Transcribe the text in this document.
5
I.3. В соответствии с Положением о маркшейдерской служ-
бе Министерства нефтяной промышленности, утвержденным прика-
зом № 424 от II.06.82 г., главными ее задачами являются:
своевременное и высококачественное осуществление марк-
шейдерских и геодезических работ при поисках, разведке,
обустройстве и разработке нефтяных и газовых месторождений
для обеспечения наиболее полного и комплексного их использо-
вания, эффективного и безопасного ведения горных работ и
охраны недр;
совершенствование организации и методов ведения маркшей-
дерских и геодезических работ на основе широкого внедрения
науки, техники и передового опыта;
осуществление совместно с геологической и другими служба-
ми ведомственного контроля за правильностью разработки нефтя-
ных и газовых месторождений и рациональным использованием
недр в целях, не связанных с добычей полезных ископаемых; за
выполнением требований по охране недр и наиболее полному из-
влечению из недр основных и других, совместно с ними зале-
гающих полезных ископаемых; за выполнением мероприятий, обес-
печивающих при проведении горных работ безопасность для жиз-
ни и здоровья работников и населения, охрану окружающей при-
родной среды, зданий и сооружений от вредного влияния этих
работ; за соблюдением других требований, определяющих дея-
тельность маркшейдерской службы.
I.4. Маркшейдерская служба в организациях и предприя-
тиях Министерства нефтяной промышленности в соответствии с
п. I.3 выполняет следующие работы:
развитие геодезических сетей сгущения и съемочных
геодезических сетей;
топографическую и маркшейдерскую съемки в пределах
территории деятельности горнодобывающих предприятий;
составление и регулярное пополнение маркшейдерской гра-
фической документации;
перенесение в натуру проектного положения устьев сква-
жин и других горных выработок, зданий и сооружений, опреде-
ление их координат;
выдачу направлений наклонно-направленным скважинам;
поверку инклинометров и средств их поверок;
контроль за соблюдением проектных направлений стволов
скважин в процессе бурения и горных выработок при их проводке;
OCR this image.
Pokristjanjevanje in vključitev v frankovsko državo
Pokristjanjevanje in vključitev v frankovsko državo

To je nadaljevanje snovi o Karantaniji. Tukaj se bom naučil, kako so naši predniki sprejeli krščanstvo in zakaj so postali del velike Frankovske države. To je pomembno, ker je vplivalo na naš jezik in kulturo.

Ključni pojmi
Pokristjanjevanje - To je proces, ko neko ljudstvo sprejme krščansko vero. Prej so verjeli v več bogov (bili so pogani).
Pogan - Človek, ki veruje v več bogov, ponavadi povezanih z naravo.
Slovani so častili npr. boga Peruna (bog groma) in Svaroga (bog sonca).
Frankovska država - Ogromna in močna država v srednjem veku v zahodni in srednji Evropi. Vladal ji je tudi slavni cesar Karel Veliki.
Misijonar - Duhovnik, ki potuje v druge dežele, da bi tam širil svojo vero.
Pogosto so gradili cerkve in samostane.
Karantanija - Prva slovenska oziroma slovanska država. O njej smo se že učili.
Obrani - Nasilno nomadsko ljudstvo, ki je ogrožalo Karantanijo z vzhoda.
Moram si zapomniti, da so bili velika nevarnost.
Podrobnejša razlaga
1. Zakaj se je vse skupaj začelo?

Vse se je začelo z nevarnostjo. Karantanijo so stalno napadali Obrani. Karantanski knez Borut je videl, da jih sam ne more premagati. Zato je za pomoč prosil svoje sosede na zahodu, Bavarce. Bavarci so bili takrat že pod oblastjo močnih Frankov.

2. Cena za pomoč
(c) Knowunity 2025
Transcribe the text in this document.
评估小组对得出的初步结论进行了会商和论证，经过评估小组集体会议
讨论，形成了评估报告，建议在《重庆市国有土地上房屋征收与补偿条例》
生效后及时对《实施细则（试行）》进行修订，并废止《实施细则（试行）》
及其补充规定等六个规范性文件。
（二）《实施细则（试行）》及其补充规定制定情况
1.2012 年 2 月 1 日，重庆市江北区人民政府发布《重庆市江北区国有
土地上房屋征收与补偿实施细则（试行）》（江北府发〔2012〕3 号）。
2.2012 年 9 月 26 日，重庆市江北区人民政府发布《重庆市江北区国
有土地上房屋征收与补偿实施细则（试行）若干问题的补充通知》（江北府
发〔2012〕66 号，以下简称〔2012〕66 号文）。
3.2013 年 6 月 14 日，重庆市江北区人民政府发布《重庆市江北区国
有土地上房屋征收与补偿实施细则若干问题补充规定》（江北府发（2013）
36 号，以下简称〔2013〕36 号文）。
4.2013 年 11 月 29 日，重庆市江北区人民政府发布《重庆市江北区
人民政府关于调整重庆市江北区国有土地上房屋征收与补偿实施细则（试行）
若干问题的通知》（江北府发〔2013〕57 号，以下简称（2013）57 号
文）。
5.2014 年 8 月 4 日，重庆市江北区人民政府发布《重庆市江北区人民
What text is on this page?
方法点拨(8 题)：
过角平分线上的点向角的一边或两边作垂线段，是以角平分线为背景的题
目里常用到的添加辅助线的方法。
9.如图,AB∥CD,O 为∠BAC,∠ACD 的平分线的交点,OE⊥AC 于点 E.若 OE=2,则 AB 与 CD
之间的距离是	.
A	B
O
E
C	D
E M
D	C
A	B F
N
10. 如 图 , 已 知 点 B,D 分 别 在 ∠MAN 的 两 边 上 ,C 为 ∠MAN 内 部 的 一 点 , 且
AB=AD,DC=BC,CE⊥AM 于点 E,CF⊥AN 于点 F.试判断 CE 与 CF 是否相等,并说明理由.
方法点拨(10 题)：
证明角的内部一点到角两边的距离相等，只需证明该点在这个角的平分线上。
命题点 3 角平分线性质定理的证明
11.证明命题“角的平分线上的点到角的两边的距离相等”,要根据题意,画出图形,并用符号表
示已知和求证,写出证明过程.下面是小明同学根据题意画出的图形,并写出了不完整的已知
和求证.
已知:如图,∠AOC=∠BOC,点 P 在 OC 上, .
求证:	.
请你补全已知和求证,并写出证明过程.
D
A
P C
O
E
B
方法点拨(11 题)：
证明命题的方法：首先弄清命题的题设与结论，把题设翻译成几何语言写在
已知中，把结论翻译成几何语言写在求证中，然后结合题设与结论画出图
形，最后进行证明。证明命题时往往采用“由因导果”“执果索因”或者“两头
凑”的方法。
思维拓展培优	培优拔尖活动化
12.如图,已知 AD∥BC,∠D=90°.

--------

_What you need to do:_ Repeat the entries shown above, every one, word for word.

_Task solution:_
Transcribe the text in this document.
5
I.3. В соответствии с Положением о маркшейдерской служ-
бе Министерства нефтяной промышленности, утвержденным прика-
зом № 424 от II.06.82 г., главными ее задачами являются:
своевременное и высококачественное осуществление марк-
шейдерских и геодезических работ при поисках, разведке,
обустройстве и разработке нефтяных и газовых месторождений
для обеспечения наиболее полного и комплексного их использо-
вания, эффективного и безопасного ведения горных работ и
охраны недр;
совершенствование организации и методов ведения маркшей-
дерских и геодезических работ на основе широкого внедрения
науки, техники и передового опыта;
осуществление совместно с геологической и другими служба-
ми ведомственного контроля за правильностью разработки нефтя-
ных и газовых месторождений и рациональным использованием
недр в целях, не связанных с добычей полезных ископаемых; за
выполнением требований по охране недр и наиболее полному из-
влечению из недр основных и других, совместно с ними зале-
гающих полезных ископаемых; за выполнением мероприятий, обес-
печивающих при проведении горных работ безопасность для жиз-
ни и здоровья работников и населения, охрану окружающей при-
родной среды, зданий и сооружений от вредного влияния этих
работ; за соблюдением других требований, определяющих дея-
тельность маркшейдерской службы.
I.4. Маркшейдерская служба в организациях и предприя-
тиях Министерства нефтяной промышленности в соответствии с
п. I.3 выполняет следующие работы:
развитие геодезических сетей сгущения и съемочных
геодезических сетей;
топографическую и маркшейдерскую съемки в пределах
территории деятельности горнодобывающих предприятий;
составление и регулярное пополнение маркшейдерской гра-
фической документации;
перенесение в натуру проектного положения устьев сква-
жин и других горных выработок, зданий и сооружений, опреде-
ление их координат;
выдачу направлений наклонно-направленным скважинам;
поверку инклинометров и средств их поверок;
контроль за соблюдением проектных направлений стволов
скважин в процессе бурения и горных выработок при их проводке;
OCR this image.
Pokristjanjevanje in vključitev v frankovsko državo
Pokristjanjevanje in vključitev v frankovsko državo

To je nadaljevanje snovi o Karantaniji. Tukaj se bom naučil, kako so naši predniki sprejeli krščanstvo in zakaj so postali del velike Frankovske države. To je pomembno, ker je vplivalo na naš jezik in kulturo.

Ključni pojmi
Pokristjanjevanje - To je proces, ko neko ljudstvo sprejme krščansko vero. Prej so verjeli v več bogov (bili so pogani).
Pogan - Človek, ki veruje v več bogov, ponavadi povezanih z naravo.
Slovani so častili npr. boga Peruna (bog groma) in Svaroga (bog sonca).
Frankovska država - Ogromna in močna država v srednjem veku v zahodni in srednji Evropi. Vladal ji je tudi slavni cesar Karel Veliki.
Misijonar - Duhovnik, ki potuje v druge dežele, da bi tam širil svojo vero.
Pogosto so gradili cerkve in samostane.
Karantanija - Prva slovenska oziroma slovanska država. O njej smo se že učili.
Obrani - Nasilno nomadsko ljudstvo, ki je ogrožalo Karantanijo z vzhoda.
Moram si zapomniti, da so bili velika nevarnost.
Podrobnejša razlaga
1. Zakaj se je vse skupaj začelo?

Vse se je začelo z nevarnostjo. Karantanijo so stalno napadali Obrani. Karantanski knez Borut je videl, da jih sam ne more premagati. Zato je za pomoč prosil svoje sosede na zahodu, Bavarce. Bavarci so bili takrat že pod oblastjo močnih Frankov.

2. Cena za pomoč
(c) Knowunity 2025
Transcribe the text in this document.
评估小组对得出的初步结论进行了会商和论证，经过评估小组集体会议
讨论，形成了评估报告，建议在《重庆市国有土地上房屋征收与补偿条例》
生效后及时对《实施细则（试行）》进行修订，并废止《实施细则（试行）》
及其补充规定等六个规范性文件。
（二）《实施细则（试行）》及其补充规定制定情况
1.2012 年 2 月 1 日，重庆市江北区人民政府发布《重庆市江北区国有
土地上房屋征收与补偿实施细则（试行）》（江北府发〔2012〕3 号）。
2.2012 年 9 月 26 日，重庆市江北区人民政府发布《重庆市江北区国
有土地上房屋征收与补偿实施细则（试行）若干问题的补充通知》（江北府
发〔2012〕66 号，以下简称〔2012〕66 号文）。
3.2013 年 6 月 14 日，重庆市江北区人民政府发布《重庆市江北区国
有土地上房屋征收与补偿实施细则若干问题补充规定》（江北府发（2013）
36 号，以下简称〔2013〕36 号文）。
4.2013 年 11 月 29 日，重庆市江北区人民政府发布《重庆市江北区
人民政府关于调整重庆市江北区国有土地上房屋征收与补偿实施细则（试行）
若干问题的通知》（江北府发〔2013〕57 号，以下简称（2013）57 号
文）。
5.2014 年 8 月 4 日，重庆市江北区人民政府发布《重庆市江北区人民
What text is on this page?
方法点拨(8 题)：
过角平分线上的点向角的一边或两边作垂线段，是以角平分线为背景的题
目里常用到的添加辅助线的方法。
9.如图,AB∥CD,O 为∠BAC,∠ACD 的平分线的交点,OE⊥AC 于点 E.若 OE=2,则 AB 与 CD
之间的距离是	.
A	B
O
E
C	D
E M
D	C
A	B F
N
10. 如 图 , 已 知 点 B,D 分 别 在 ∠MAN 的 两 边 上 ,C 为 ∠MAN 内 部 的 一 点 , 且
AB=AD,DC=BC,CE⊥AM 于点 E,CF⊥AN 于点 F.试判断 CE 与 CF 是否相等,并说明理由.
方法点拨(10 题)：
证明角的内部一点到角两边的距离相等，只需证明该点在这个角的平分线上。
命题点 3 角平分线性质定理的证明
11.证明命题“角的平分线上的点到角的两边的距离相等”,要根据题意,画出图形,并用符号表
示已知和求证,写出证明过程.下面是小明同学根据题意画出的图形,并写出了不完整的已知
和求证.
已知:如图,∠AOC=∠BOC,点 P 在 OC 上, .
求证:	.
请你补全已知和求证,并写出证明过程.
D
A
P C
O
E
B
方法点拨(11 题)：
证明命题的方法：首先弄清命题的题设与结论，把题设翻译成几何语言写在
已知中，把结论翻译成几何语言写在求证中，然后结合题设与结论画出图
形，最后进行证明。证明命题时往往采用“由因导果”“执果索因”或者“两头
凑”的方法。
思维拓展培优	培优拔尖活动化
12.如图,已知 AD∥BC,∠D=90°.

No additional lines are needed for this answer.